THE PROBLEM -
Search the material for the word "that" and report each line where it turns up.

INFORMATION PROVIDED -
»»

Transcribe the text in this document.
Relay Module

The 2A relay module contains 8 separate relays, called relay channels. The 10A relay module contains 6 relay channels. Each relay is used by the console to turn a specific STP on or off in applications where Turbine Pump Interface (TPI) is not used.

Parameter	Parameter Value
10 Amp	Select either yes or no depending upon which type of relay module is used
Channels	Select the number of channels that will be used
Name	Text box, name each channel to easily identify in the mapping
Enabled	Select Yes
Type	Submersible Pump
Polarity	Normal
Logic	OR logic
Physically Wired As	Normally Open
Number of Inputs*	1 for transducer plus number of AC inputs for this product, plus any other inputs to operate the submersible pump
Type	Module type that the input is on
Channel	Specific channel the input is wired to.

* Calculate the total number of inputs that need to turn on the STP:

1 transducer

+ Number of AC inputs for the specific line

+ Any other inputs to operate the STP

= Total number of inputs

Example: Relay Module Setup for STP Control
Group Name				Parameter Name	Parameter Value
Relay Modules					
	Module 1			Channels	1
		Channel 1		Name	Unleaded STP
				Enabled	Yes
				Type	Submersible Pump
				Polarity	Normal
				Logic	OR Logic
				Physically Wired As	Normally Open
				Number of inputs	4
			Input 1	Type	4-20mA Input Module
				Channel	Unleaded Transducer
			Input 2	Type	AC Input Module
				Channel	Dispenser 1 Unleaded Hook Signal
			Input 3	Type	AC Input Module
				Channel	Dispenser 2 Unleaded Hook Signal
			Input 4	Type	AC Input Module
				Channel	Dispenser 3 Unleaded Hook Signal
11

««

EXERCISE SOLUTION -
Channels	Select the number of channels that will be used
Type	Module type that the input is on
* Calculate the total number of inputs that need to turn on the STP:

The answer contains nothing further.